Extracts from a graphics dataset

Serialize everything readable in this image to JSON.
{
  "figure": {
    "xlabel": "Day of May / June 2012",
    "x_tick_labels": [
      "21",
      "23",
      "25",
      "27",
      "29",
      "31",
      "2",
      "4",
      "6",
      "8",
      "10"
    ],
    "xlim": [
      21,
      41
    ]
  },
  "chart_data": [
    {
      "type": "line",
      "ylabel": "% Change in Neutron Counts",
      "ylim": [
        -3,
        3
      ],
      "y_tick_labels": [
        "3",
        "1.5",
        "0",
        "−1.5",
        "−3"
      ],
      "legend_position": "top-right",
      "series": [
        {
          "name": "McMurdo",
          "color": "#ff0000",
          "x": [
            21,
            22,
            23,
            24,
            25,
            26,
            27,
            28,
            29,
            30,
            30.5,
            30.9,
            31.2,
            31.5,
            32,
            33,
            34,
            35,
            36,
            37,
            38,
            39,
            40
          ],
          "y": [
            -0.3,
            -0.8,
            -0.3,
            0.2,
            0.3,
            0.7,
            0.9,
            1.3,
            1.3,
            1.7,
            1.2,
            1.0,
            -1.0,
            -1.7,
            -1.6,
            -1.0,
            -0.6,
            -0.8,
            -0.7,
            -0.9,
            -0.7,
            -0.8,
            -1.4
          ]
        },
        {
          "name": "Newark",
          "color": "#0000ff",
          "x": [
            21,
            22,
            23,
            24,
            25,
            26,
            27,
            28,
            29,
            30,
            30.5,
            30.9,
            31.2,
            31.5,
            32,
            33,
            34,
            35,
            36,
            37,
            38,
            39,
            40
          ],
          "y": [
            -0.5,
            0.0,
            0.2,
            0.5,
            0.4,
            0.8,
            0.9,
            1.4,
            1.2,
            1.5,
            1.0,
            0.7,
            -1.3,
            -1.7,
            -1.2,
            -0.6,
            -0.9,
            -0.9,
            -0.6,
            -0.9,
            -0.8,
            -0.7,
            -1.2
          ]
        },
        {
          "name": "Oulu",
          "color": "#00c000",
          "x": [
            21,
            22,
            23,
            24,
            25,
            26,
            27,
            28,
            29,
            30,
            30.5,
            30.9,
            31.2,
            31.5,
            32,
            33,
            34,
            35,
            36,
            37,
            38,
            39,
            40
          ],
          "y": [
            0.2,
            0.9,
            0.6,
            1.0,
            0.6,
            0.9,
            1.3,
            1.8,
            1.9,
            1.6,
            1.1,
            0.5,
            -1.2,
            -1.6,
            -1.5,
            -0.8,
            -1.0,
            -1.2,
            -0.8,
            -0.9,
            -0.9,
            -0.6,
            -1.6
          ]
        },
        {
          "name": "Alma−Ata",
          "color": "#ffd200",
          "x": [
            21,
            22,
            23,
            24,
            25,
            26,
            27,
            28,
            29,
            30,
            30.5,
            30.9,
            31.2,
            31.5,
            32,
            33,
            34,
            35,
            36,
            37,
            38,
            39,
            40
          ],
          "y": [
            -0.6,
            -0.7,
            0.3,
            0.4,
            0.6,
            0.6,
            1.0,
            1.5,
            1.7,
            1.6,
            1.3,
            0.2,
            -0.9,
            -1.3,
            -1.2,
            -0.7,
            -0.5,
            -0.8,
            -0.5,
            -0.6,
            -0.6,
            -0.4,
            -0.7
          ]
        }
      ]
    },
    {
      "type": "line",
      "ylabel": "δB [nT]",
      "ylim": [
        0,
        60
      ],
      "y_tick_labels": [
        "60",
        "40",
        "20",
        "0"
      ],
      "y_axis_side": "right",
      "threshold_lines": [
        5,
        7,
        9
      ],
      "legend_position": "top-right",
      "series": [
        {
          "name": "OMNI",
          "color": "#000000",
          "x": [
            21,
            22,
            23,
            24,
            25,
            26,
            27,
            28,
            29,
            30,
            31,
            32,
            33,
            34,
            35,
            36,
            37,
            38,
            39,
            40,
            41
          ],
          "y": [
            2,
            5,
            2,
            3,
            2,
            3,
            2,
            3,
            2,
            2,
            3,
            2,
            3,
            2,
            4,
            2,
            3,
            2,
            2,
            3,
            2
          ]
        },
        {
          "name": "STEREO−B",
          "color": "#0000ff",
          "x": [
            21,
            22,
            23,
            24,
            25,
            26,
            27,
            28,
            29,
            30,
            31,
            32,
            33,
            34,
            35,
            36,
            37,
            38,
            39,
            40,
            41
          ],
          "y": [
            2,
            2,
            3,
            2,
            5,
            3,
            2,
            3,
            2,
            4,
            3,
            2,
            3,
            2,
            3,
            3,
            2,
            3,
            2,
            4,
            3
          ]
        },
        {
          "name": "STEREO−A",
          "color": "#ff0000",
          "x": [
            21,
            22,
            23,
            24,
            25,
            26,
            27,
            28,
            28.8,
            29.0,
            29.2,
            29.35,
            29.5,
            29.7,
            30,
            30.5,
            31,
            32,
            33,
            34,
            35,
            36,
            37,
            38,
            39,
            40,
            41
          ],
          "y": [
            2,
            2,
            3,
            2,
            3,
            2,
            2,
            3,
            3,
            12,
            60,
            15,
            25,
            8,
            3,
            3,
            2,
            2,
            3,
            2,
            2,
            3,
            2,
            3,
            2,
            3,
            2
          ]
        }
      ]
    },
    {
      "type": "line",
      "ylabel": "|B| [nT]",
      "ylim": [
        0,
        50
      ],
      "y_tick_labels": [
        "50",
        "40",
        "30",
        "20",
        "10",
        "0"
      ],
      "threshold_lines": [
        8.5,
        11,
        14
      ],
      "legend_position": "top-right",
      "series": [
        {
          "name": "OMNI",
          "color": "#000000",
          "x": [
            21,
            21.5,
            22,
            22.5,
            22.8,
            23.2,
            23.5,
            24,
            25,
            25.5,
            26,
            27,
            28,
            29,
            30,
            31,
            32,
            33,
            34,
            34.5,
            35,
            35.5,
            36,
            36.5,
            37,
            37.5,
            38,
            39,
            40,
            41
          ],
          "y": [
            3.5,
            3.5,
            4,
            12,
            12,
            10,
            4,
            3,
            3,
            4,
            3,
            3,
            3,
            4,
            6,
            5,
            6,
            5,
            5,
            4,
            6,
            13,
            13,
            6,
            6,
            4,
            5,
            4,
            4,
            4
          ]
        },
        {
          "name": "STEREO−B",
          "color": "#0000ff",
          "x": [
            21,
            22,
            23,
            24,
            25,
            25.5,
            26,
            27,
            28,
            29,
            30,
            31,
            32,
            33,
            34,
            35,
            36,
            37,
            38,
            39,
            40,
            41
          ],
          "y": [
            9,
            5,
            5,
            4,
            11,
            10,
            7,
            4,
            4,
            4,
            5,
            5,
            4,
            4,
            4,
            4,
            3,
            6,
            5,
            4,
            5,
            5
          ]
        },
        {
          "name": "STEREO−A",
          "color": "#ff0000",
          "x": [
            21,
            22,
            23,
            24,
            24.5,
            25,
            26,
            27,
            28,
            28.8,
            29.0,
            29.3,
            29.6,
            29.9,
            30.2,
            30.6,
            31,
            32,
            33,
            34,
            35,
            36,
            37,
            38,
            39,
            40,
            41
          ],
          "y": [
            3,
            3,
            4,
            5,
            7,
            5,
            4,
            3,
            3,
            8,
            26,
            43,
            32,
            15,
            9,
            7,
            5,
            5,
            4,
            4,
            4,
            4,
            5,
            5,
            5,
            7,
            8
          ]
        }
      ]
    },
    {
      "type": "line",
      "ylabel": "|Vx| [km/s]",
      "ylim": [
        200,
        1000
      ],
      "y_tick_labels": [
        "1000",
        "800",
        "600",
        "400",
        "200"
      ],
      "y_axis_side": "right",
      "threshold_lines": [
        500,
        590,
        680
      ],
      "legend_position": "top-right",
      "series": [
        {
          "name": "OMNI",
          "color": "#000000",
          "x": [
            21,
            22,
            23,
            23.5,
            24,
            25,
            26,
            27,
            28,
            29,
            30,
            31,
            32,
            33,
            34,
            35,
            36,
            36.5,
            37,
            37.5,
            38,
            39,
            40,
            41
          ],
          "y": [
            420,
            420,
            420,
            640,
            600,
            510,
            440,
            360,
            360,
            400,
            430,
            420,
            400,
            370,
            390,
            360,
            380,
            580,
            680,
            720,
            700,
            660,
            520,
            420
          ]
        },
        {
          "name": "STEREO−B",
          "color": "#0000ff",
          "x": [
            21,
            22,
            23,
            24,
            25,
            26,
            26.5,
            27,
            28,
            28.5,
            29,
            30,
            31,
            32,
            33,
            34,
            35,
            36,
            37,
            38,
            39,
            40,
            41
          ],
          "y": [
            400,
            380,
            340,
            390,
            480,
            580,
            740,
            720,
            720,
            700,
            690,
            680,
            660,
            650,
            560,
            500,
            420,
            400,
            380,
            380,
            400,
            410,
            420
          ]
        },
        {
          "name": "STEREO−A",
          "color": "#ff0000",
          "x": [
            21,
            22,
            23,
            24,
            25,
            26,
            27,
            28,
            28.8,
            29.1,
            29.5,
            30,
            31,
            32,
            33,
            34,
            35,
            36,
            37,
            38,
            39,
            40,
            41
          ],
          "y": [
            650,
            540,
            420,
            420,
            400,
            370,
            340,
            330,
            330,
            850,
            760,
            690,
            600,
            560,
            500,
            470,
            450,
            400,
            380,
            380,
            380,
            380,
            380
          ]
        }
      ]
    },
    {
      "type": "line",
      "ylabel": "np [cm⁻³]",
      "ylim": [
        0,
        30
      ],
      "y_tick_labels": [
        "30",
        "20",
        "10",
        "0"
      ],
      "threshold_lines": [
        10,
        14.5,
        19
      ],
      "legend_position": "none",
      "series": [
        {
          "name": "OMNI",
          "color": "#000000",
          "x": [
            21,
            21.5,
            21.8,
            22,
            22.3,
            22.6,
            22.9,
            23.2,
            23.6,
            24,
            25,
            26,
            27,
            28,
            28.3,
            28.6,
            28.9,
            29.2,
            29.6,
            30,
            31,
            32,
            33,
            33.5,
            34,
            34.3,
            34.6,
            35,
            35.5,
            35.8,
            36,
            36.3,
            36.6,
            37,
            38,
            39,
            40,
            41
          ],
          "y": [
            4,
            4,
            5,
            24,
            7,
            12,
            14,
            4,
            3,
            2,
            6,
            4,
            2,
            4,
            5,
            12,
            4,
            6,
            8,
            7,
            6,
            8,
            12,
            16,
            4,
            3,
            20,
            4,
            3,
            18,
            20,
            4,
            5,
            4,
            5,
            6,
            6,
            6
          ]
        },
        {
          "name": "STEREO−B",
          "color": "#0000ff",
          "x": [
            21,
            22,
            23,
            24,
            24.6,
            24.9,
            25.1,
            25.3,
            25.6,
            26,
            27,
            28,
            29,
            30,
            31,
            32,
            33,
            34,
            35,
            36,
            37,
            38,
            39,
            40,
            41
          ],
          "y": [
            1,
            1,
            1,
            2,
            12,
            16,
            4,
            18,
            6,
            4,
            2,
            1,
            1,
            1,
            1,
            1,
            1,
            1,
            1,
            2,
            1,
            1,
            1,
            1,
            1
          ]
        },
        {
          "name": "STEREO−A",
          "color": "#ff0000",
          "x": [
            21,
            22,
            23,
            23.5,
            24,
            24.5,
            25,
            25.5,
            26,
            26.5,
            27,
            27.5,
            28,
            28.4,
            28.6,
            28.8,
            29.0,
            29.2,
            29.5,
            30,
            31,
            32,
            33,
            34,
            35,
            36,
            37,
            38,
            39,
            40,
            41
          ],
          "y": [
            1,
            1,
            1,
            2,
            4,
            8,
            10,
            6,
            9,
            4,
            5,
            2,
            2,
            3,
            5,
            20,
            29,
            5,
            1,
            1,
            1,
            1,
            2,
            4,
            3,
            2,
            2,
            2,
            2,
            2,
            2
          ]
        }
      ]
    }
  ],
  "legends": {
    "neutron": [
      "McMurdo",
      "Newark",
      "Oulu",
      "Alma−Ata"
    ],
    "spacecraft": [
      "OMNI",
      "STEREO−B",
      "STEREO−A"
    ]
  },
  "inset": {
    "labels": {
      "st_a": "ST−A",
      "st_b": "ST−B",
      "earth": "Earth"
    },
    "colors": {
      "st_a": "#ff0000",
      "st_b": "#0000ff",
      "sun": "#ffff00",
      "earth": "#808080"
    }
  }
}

# Stated exercise
Which lines of the material contain the string "ylabel"? List each of them.

# Correct response
      "ylabel": "% Change in Neutron Counts",
      "ylabel": "δB [nT]",
      "ylabel": "|B| [nT]",
      "ylabel": "|Vx| [km/s]",
      "ylabel": "np [cm⁻³]",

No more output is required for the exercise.